> _REQUIRED WORK_:
Return every line below in which "none" appears.

> _DATA ENTRIES_:
[Begin]

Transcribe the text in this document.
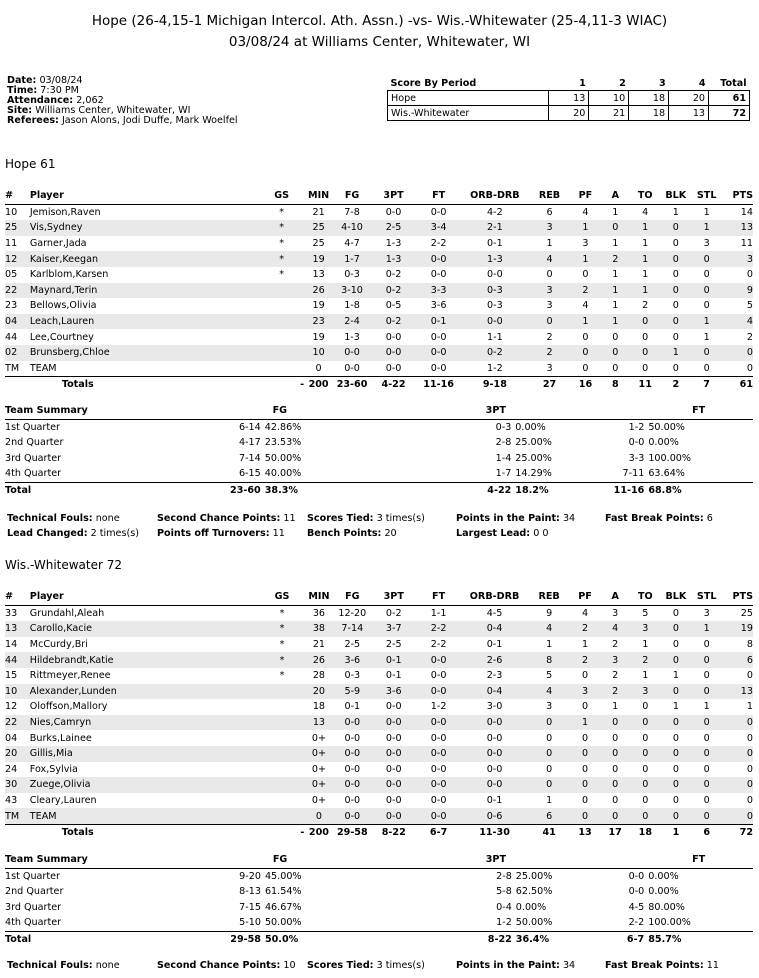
Hope (26-4,15-1 Michigan Intercol. Ath. Assn.) -vs- Wis.-Whitewater (25-4,11-3 WIAC)
03/08/24 at Williams Center, Whitewater, WI
Date: 03/08/24
Time: 7:30 PM
Attendance: 2,062
Site: Williams Center, Whitewater, WI
Referees: Jason Alons, Jodi Duffe, Mark Woelfel
Score By Period	1	2	3	4	Total
Hope	13	10	18	20	61
Wis.-Whitewater	20	21	18	13	72
Hope 61
#	Player	GS	MIN	FG	3PT	FT	ORB-DRB	REB	PF	A	TO	BLK	STL	PTS
10	Jemison,Raven	*	21	7-8	0-0	0-0	4-2	6	4	1	4	1	1	14
25	Vis,Sydney	*	25	4-10	2-5	3-4	2-1	3	1	0	1	0	1	13
11	Garner,Jada	*	25	4-7	1-3	2-2	0-1	1	3	1	1	0	3	11
12	Kaiser,Keegan	*	19	1-7	1-3	0-0	1-3	4	1	2	1	0	0	3
05	Karlblom,Karsen	*	13	0-3	0-2	0-0	0-0	0	0	1	1	0	0	0
22	Maynard,Terin		26	3-10	0-2	3-3	0-3	3	2	1	1	0	0	9
23	Bellows,Olivia		19	1-8	0-5	3-6	0-3	3	4	1	2	0	0	5
04	Leach,Lauren		23	2-4	0-2	0-1	0-0	0	1	1	0	0	1	4
44	Lee,Courtney		19	1-3	0-0	0-0	1-1	2	0	0	0	0	1	2
02	Brunsberg,Chloe		10	0-0	0-0	0-0	0-2	2	0	0	0	1	0	0
TM	TEAM		0	0-0	0-0	0-0	1-2	3	0	0	0	0	0	0
	Totals	-	200	23-60	4-22	11-16	9-18	27	16	8	11	2	7	61
Team Summary	FG		3PT			FT	
1st Quarter	6-14	42.86%	0-3	0.00%	1-2	50.00%	
2nd Quarter	4-17	23.53%	2-8	25.00%	0-0	0.00%	
3rd Quarter	7-14	50.00%	1-4	25.00%	3-3	100.00%	
4th Quarter	6-15	40.00%	1-7	14.29%	7-11	63.64%	
Total	23-60	38.3%	4-22	18.2%	11-16	68.8%	
Technical Fouls: none	Second Chance Points: 11 Scores Tied: 3 times(s)	Points in the Paint: 34	Fast Break Points: 6
Lead Changed: 2 times(s) Points off Turnovers: 11 Bench Points: 20	Largest Lead: 0 0
Wis.-Whitewater 72
#	Player	GS	MIN	FG	3PT	FT	ORB-DRB	REB	PF	A	TO	BLK	STL	PTS
33	Grundahl,Aleah	*	36	12-20	0-2	1-1	4-5	9	4	3	5	0	3	25
13	Carollo,Kacie	*	38	7-14	3-7	2-2	0-4	4	2	4	3	0	1	19
14	McCurdy,Bri	*	21	2-5	2-5	2-2	0-1	1	1	2	1	0	0	8
44	Hildebrandt,Katie	*	26	3-6	0-1	0-0	2-6	8	2	3	2	0	0	6
15	Rittmeyer,Renee	*	28	0-3	0-1	0-0	2-3	5	0	2	1	1	0	0
10	Alexander,Lunden		20	5-9	3-6	0-0	0-4	4	3	2	3	0	0	13
12	Oloffson,Mallory		18	0-1	0-0	1-2	3-0	3	0	1	0	1	1	1
22	Nies,Camryn		13	0-0	0-0	0-0	0-0	0	1	0	0	0	0	0
04	Burks,Lainee		0+	0-0	0-0	0-0	0-0	0	0	0	0	0	0	0
20	Gillis,Mia		0+	0-0	0-0	0-0	0-0	0	0	0	0	0	0	0
24	Fox,Sylvia		0+	0-0	0-0	0-0	0-0	0	0	0	0	0	0	0
30	Zuege,Olivia		0+	0-0	0-0	0-0	0-0	0	0	0	0	0	0	0
43	Cleary,Lauren		0+	0-0	0-0	0-0	0-1	1	0	0	0	0	0	0
TM	TEAM		0	0-0	0-0	0-0	0-6	6	0	0	0	0	0	0
	Totals	-	200	29-58	8-22	6-7	11-30	41	13	17	18	1	6	72
Team Summary	FG		3PT			FT	
1st Quarter	9-20	45.00%	2-8	25.00%	0-0	0.00%	
2nd Quarter	8-13	61.54%	5-8	62.50%	0-0	0.00%	
3rd Quarter	7-15	46.67%	0-4	0.00%	4-5	80.00%	
4th Quarter	5-10	50.00%	1-2	50.00%	2-2	100.00%	
Total	29-58	50.0%	8-22	36.4%	6-7	85.7%	
Technical Fouls: none	Second Chance Points: 10 Scores Tied: 3 times(s)	Points in the Paint: 34	Fast Break Points: 11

[End]

> _COMPLETED TASK_:
Technical Fouls: none	Second Chance Points: 11 Scores Tied: 3 times(s)	Points in the Paint: 34	Fast Break Points: 6
Technical Fouls: none	Second Chance Points: 10 Scores Tied: 3 times(s)	Points in the Paint: 34	Fast Break Points: 11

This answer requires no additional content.